> _WHAT TO DO_
Write out the entries once more, exactly as they appear.

══ INFORMATION SUPPLIED

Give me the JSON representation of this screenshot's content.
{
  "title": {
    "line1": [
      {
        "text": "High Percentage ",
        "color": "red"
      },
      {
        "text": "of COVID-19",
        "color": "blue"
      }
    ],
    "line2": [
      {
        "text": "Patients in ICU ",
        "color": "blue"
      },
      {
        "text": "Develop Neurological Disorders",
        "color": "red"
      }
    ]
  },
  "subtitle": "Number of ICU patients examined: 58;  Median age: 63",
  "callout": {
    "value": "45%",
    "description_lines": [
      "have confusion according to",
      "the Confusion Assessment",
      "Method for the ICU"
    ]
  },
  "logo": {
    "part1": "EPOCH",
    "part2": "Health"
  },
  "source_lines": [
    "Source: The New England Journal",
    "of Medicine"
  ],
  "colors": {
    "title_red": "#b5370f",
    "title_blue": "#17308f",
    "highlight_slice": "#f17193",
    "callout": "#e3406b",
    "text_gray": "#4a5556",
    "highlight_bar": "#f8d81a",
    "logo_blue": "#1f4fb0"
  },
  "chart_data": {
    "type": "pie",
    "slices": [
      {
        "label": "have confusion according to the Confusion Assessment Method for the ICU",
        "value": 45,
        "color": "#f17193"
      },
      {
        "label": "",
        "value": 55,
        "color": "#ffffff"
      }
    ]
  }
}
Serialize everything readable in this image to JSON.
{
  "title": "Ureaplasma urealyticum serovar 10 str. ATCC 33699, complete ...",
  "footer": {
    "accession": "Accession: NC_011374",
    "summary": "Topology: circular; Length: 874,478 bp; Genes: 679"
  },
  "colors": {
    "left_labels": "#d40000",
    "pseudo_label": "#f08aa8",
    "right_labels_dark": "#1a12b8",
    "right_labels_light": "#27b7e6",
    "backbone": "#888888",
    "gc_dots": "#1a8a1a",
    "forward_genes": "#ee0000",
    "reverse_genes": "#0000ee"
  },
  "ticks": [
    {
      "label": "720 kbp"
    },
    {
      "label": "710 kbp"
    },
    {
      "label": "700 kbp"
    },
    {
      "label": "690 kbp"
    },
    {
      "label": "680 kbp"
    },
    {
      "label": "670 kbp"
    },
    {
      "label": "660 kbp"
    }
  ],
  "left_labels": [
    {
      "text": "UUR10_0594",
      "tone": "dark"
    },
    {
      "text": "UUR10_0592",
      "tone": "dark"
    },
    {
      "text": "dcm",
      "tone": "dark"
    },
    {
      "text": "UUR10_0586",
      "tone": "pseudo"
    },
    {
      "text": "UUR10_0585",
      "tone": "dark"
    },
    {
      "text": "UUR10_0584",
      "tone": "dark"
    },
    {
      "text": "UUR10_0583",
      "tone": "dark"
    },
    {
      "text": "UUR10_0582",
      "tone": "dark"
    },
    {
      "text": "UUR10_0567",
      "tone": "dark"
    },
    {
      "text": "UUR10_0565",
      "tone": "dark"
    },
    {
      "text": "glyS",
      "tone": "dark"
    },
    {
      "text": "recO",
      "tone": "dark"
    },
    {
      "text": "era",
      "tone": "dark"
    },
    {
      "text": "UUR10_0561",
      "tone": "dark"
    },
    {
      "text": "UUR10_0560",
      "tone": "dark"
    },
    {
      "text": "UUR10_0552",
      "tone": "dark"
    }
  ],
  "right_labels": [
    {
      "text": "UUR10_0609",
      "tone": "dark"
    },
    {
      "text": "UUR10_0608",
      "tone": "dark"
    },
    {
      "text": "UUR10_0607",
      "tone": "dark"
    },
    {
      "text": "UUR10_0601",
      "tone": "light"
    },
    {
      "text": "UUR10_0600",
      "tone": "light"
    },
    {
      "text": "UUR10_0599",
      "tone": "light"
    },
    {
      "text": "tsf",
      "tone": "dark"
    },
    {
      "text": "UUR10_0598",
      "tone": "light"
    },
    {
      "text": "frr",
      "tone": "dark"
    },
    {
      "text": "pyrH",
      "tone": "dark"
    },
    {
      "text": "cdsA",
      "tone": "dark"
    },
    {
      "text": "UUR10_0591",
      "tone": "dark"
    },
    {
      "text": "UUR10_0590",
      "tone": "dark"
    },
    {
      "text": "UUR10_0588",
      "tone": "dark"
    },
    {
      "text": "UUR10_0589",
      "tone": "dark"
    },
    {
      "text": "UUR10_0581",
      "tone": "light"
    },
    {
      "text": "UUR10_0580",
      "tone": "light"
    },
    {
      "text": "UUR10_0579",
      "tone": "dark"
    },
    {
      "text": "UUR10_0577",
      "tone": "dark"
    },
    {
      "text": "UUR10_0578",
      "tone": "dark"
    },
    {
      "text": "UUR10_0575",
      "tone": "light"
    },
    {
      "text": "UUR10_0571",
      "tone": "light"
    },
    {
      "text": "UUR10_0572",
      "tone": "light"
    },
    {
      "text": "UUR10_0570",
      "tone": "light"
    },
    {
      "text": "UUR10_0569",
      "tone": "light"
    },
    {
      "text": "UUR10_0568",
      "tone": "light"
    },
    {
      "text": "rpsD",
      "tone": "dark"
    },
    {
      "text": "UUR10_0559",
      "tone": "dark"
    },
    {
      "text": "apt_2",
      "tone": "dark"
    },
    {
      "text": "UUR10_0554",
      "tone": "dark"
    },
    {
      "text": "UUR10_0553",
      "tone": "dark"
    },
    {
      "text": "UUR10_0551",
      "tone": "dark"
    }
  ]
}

════

> _YOUR SOLUTION_
Give me the JSON representation of this screenshot's content.
{
  "title": {
    "line1": [
      {
        "text": "High Percentage ",
        "color": "red"
      },
      {
        "text": "of COVID-19",
        "color": "blue"
      }
    ],
    "line2": [
      {
        "text": "Patients in ICU ",
        "color": "blue"
      },
      {
        "text": "Develop Neurological Disorders",
        "color": "red"
      }
    ]
  },
  "subtitle": "Number of ICU patients examined: 58;  Median age: 63",
  "callout": {
    "value": "45%",
    "description_lines": [
      "have confusion according to",
      "the Confusion Assessment",
      "Method for the ICU"
    ]
  },
  "logo": {
    "part1": "EPOCH",
    "part2": "Health"
  },
  "source_lines": [
    "Source: The New England Journal",
    "of Medicine"
  ],
  "colors": {
    "title_red": "#b5370f",
    "title_blue": "#17308f",
    "highlight_slice": "#f17193",
    "callout": "#e3406b",
    "text_gray": "#4a5556",
    "highlight_bar": "#f8d81a",
    "logo_blue": "#1f4fb0"
  },
  "chart_data": {
    "type": "pie",
    "slices": [
      {
        "label": "have confusion according to the Confusion Assessment Method for the ICU",
        "value": 45,
        "color": "#f17193"
      },
      {
        "label": "",
        "value": 55,
        "color": "#ffffff"
      }
    ]
  }
}
Serialize everything readable in this image to JSON.
{
  "title": "Ureaplasma urealyticum serovar 10 str. ATCC 33699, complete ...",
  "footer": {
    "accession": "Accession: NC_011374",
    "summary": "Topology: circular; Length: 874,478 bp; Genes: 679"
  },
  "colors": {
    "left_labels": "#d40000",
    "pseudo_label": "#f08aa8",
    "right_labels_dark": "#1a12b8",
    "right_labels_light": "#27b7e6",
    "backbone": "#888888",
    "gc_dots": "#1a8a1a",
    "forward_genes": "#ee0000",
    "reverse_genes": "#0000ee"
  },
  "ticks": [
    {
      "label": "720 kbp"
    },
    {
      "label": "710 kbp"
    },
    {
      "label": "700 kbp"
    },
    {
      "label": "690 kbp"
    },
    {
      "label": "680 kbp"
    },
    {
      "label": "670 kbp"
    },
    {
      "label": "660 kbp"
    }
  ],
  "left_labels": [
    {
      "text": "UUR10_0594",
      "tone": "dark"
    },
    {
      "text": "UUR10_0592",
      "tone": "dark"
    },
    {
      "text": "dcm",
      "tone": "dark"
    },
    {
      "text": "UUR10_0586",
      "tone": "pseudo"
    },
    {
      "text": "UUR10_0585",
      "tone": "dark"
    },
    {
      "text": "UUR10_0584",
      "tone": "dark"
    },
    {
      "text": "UUR10_0583",
      "tone": "dark"
    },
    {
      "text": "UUR10_0582",
      "tone": "dark"
    },
    {
      "text": "UUR10_0567",
      "tone": "dark"
    },
    {
      "text": "UUR10_0565",
      "tone": "dark"
    },
    {
      "text": "glyS",
      "tone": "dark"
    },
    {
      "text": "recO",
      "tone": "dark"
    },
    {
      "text": "era",
      "tone": "dark"
    },
    {
      "text": "UUR10_0561",
      "tone": "dark"
    },
    {
      "text": "UUR10_0560",
      "tone": "dark"
    },
    {
      "text": "UUR10_0552",
      "tone": "dark"
    }
  ],
  "right_labels": [
    {
      "text": "UUR10_0609",
      "tone": "dark"
    },
    {
      "text": "UUR10_0608",
      "tone": "dark"
    },
    {
      "text": "UUR10_0607",
      "tone": "dark"
    },
    {
      "text": "UUR10_0601",
      "tone": "light"
    },
    {
      "text": "UUR10_0600",
      "tone": "light"
    },
    {
      "text": "UUR10_0599",
      "tone": "light"
    },
    {
      "text": "tsf",
      "tone": "dark"
    },
    {
      "text": "UUR10_0598",
      "tone": "light"
    },
    {
      "text": "frr",
      "tone": "dark"
    },
    {
      "text": "pyrH",
      "tone": "dark"
    },
    {
      "text": "cdsA",
      "tone": "dark"
    },
    {
      "text": "UUR10_0591",
      "tone": "dark"
    },
    {
      "text": "UUR10_0590",
      "tone": "dark"
    },
    {
      "text": "UUR10_0588",
      "tone": "dark"
    },
    {
      "text": "UUR10_0589",
      "tone": "dark"
    },
    {
      "text": "UUR10_0581",
      "tone": "light"
    },
    {
      "text": "UUR10_0580",
      "tone": "light"
    },
    {
      "text": "UUR10_0579",
      "tone": "dark"
    },
    {
      "text": "UUR10_0577",
      "tone": "dark"
    },
    {
      "text": "UUR10_0578",
      "tone": "dark"
    },
    {
      "text": "UUR10_0575",
      "tone": "light"
    },
    {
      "text": "UUR10_0571",
      "tone": "light"
    },
    {
      "text": "UUR10_0572",
      "tone": "light"
    },
    {
      "text": "UUR10_0570",
      "tone": "light"
    },
    {
      "text": "UUR10_0569",
      "tone": "light"
    },
    {
      "text": "UUR10_0568",
      "tone": "light"
    },
    {
      "text": "rpsD",
      "tone": "dark"
    },
    {
      "text": "UUR10_0559",
      "tone": "dark"
    },
    {
      "text": "apt_2",
      "tone": "dark"
    },
    {
      "text": "UUR10_0554",
      "tone": "dark"
    },
    {
      "text": "UUR10_0553",
      "tone": "dark"
    },
    {
      "text": "UUR10_0551",
      "tone": "dark"
    }
  ]
}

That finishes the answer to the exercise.